EXTRAIT DU TEXTE.

+ + +

Le Nigéria est actuellement confronté à des épidémies de choléra, avec 1 141 cas suspects, 65 cas confirmés et 30 décès signalés dans 30 États au cours du premier semestre de cette année.
« Certains [patients atteints de drépanocytose] peuvent déjà être en état de déshydratation du fait de leur maladie. Alors, s’ils perdent encore de l'eau sous l’effet du choléra, ils vont être beaucoup plus affectés que les autres. Il faut qu’ils aillent à l'hôpital, car ils peuvent avoir besoin d’être rapidement réhydratés », ajoute le professeur Olatunji.

Le Dr Banjoko, hématologue clinicien, explique qu'il dit toujours à ses patients drépanocytaires de prendre des bains d’eau chaude quand il fait froid, de sortir avec « un grand parapluie » pendant la saison des pluies et d’avoir toujours un imperméable à portée de main.
« Quand la chaleur est caniculaire, il faut qu’ils se rafraîchissent. Ils peuvent prendre des bains d’eau chaude. Ils peuvent s’équiper de ventilateurs ou de l’air conditionné, mais il ne faut surtout pas qu’ils soient directement dans les courants d’air », explique-t-il.
Une planète hostile
Le changement climatique a déjà modifié les températures de manière significative, confirme le professeur Debo Adeyewa, professeur de météorologie et sciences du climat et directeur du programme de recherche doctorale sur les systèmes climatiques d'Afrique occidentale à l'Université fédérale de technologie d'Akure, dans l'État d'Ondo.

+ + +

DONNÉES AFFICHÉES.

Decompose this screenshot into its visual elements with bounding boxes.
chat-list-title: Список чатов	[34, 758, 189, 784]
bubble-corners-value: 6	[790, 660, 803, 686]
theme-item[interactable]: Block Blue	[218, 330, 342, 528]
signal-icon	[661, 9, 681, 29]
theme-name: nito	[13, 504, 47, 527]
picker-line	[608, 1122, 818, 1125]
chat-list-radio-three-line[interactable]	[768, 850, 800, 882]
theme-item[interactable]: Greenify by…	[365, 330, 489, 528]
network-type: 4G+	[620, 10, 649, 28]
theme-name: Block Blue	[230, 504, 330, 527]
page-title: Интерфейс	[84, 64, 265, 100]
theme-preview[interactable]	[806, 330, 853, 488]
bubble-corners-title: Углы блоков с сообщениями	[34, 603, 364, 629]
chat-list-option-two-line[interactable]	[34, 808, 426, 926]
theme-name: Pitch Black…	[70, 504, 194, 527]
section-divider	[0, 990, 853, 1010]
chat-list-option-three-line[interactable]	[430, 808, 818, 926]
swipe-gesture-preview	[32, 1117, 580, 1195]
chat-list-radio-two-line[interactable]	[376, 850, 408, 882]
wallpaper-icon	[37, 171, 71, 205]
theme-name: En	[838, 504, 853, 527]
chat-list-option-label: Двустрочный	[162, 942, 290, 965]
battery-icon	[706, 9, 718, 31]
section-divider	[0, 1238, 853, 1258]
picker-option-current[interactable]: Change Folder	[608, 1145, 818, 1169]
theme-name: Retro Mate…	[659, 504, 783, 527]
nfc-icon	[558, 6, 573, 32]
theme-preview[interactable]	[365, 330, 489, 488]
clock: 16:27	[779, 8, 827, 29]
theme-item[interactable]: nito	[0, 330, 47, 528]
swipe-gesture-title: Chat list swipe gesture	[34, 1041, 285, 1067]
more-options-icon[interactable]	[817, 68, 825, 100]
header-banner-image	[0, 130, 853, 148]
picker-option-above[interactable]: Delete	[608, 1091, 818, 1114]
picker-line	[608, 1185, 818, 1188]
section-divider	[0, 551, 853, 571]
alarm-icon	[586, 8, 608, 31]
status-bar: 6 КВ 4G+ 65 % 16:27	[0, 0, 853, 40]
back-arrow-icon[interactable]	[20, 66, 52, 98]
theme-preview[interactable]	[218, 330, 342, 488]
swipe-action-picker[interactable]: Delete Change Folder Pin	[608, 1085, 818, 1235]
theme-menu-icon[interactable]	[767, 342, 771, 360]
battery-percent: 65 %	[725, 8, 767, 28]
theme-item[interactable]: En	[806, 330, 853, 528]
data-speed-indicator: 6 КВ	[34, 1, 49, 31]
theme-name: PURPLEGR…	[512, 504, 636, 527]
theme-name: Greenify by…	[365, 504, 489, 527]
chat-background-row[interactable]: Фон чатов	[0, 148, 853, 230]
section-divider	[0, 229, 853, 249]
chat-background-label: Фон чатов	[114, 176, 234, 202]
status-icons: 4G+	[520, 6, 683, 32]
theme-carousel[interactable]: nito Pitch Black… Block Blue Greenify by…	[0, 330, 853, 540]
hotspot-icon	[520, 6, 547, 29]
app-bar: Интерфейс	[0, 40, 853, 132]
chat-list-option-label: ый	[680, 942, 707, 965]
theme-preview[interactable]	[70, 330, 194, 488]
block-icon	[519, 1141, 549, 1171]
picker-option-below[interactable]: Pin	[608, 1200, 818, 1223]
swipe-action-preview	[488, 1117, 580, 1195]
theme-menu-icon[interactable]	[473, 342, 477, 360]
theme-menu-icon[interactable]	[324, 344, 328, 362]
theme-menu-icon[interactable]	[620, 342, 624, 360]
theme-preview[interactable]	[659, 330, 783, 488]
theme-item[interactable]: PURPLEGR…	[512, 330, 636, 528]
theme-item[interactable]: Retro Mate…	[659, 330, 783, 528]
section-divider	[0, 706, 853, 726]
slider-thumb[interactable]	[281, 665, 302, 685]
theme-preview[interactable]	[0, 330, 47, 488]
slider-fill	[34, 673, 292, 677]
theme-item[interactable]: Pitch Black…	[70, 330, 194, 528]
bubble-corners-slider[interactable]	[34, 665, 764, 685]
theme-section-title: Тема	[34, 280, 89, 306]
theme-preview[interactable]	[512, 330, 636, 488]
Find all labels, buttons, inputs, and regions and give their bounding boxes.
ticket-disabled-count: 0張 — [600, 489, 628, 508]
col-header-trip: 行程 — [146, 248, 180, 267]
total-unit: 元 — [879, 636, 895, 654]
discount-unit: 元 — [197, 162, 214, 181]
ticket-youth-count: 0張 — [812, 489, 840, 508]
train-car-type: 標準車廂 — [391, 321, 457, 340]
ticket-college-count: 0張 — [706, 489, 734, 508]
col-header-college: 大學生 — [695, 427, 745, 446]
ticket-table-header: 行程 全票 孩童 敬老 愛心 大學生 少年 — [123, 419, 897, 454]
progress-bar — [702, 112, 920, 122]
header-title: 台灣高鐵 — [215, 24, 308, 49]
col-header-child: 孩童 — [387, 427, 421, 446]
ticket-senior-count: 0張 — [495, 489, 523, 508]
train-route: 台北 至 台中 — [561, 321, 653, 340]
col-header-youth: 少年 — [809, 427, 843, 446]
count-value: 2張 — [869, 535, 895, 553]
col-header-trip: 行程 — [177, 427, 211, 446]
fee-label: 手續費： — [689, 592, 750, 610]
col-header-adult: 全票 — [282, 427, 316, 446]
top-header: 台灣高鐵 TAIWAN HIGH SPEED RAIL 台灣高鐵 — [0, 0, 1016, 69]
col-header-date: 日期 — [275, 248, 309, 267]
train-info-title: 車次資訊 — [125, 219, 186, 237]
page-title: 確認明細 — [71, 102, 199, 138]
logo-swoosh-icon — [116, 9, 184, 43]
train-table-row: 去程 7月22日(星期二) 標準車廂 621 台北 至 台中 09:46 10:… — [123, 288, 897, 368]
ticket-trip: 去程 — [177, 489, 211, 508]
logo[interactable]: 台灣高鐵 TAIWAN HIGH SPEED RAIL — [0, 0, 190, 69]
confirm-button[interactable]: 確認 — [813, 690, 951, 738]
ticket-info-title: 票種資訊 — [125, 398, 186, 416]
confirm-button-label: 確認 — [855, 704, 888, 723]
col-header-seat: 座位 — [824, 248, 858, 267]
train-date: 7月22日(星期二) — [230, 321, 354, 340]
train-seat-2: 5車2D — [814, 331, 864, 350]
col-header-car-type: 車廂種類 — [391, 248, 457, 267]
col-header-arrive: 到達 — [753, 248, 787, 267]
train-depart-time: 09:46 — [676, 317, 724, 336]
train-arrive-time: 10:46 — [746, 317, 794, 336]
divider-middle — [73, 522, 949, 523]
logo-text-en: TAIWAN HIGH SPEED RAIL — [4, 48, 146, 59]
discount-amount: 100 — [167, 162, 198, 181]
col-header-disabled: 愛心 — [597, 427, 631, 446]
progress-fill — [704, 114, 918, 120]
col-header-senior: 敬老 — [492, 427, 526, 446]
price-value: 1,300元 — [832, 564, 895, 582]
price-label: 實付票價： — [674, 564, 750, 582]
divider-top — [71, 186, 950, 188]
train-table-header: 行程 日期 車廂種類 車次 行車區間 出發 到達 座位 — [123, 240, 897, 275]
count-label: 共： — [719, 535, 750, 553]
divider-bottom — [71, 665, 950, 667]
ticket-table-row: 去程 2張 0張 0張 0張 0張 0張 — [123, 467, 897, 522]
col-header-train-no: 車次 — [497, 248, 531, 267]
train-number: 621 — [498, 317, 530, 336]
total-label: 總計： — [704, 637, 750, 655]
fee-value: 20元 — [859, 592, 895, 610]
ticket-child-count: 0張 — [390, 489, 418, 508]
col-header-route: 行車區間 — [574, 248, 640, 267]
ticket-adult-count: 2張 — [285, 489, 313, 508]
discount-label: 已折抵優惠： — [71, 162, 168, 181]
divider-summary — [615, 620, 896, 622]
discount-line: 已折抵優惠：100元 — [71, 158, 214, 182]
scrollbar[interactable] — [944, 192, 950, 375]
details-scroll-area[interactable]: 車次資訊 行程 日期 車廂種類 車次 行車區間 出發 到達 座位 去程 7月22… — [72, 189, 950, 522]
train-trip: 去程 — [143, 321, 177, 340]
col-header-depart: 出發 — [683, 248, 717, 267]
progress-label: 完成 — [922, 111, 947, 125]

+ + +

EXERCICES.
[a] Réécrivez le passage de l'extrait compris entre « Le Nigéria est » et « de cette année. », inclus, en remplaçant « choléra » par « paludisme ».
[b] Relevez toutes les personnes nommées dans l'extrait.

RÉPONSES.
[a]
Le Nigéria est actuellement confronté à des épidémies de paludisme, avec 1 141 cas suspects, 65 cas confirmés et 30 décès signalés dans 30 États au cours du premier semestre de cette année.

[b]
- le professeur Olatunji
- le Dr Banjoko
- le professeur Debo Adeyewa